# Exercise description
Write out the listing below again, precisely as it is given.

# Dataset records
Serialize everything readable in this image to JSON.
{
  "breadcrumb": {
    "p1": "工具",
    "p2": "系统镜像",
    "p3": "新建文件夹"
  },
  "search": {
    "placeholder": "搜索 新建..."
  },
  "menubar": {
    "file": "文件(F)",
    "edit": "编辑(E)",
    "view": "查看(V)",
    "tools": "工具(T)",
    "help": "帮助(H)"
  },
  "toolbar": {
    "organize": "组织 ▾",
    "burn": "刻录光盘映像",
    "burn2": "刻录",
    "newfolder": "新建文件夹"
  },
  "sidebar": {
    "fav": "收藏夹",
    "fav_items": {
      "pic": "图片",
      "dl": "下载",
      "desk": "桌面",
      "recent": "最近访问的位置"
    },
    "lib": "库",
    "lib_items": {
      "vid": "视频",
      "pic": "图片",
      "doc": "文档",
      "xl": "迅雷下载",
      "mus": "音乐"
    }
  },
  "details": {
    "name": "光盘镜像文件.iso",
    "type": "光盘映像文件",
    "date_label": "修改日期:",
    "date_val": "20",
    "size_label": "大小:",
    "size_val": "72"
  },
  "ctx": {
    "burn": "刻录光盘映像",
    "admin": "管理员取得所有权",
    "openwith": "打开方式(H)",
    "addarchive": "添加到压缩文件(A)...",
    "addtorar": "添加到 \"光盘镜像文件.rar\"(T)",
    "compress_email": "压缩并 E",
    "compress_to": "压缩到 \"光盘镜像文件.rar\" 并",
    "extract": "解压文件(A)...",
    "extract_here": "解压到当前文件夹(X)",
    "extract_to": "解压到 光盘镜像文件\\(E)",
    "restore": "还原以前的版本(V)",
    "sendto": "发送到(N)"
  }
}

# Result
Serialize everything readable in this image to JSON.
{
  "breadcrumb": {
    "p1": "工具",
    "p2": "系统镜像",
    "p3": "新建文件夹"
  },
  "search": {
    "placeholder": "搜索 新建..."
  },
  "menubar": {
    "file": "文件(F)",
    "edit": "编辑(E)",
    "view": "查看(V)",
    "tools": "工具(T)",
    "help": "帮助(H)"
  },
  "toolbar": {
    "organize": "组织 ▾",
    "burn": "刻录光盘映像",
    "burn2": "刻录",
    "newfolder": "新建文件夹"
  },
  "sidebar": {
    "fav": "收藏夹",
    "fav_items": {
      "pic": "图片",
      "dl": "下载",
      "desk": "桌面",
      "recent": "最近访问的位置"
    },
    "lib": "库",
    "lib_items": {
      "vid": "视频",
      "pic": "图片",
      "doc": "文档",
      "xl": "迅雷下载",
      "mus": "音乐"
    }
  },
  "details": {
    "name": "光盘镜像文件.iso",
    "type": "光盘映像文件",
    "date_label": "修改日期:",
    "date_val": "20",
    "size_label": "大小:",
    "size_val": "72"
  },
  "ctx": {
    "burn": "刻录光盘映像",
    "admin": "管理员取得所有权",
    "openwith": "打开方式(H)",
    "addarchive": "添加到压缩文件(A)...",
    "addtorar": "添加到 \"光盘镜像文件.rar\"(T)",
    "compress_email": "压缩并 E",
    "compress_to": "压缩到 \"光盘镜像文件.rar\" 并",
    "extract": "解压文件(A)...",
    "extract_here": "解压到当前文件夹(X)",
    "extract_to": "解压到 光盘镜像文件\\(E)",
    "restore": "还原以前的版本(V)",
    "sendto": "发送到(N)"
  }
}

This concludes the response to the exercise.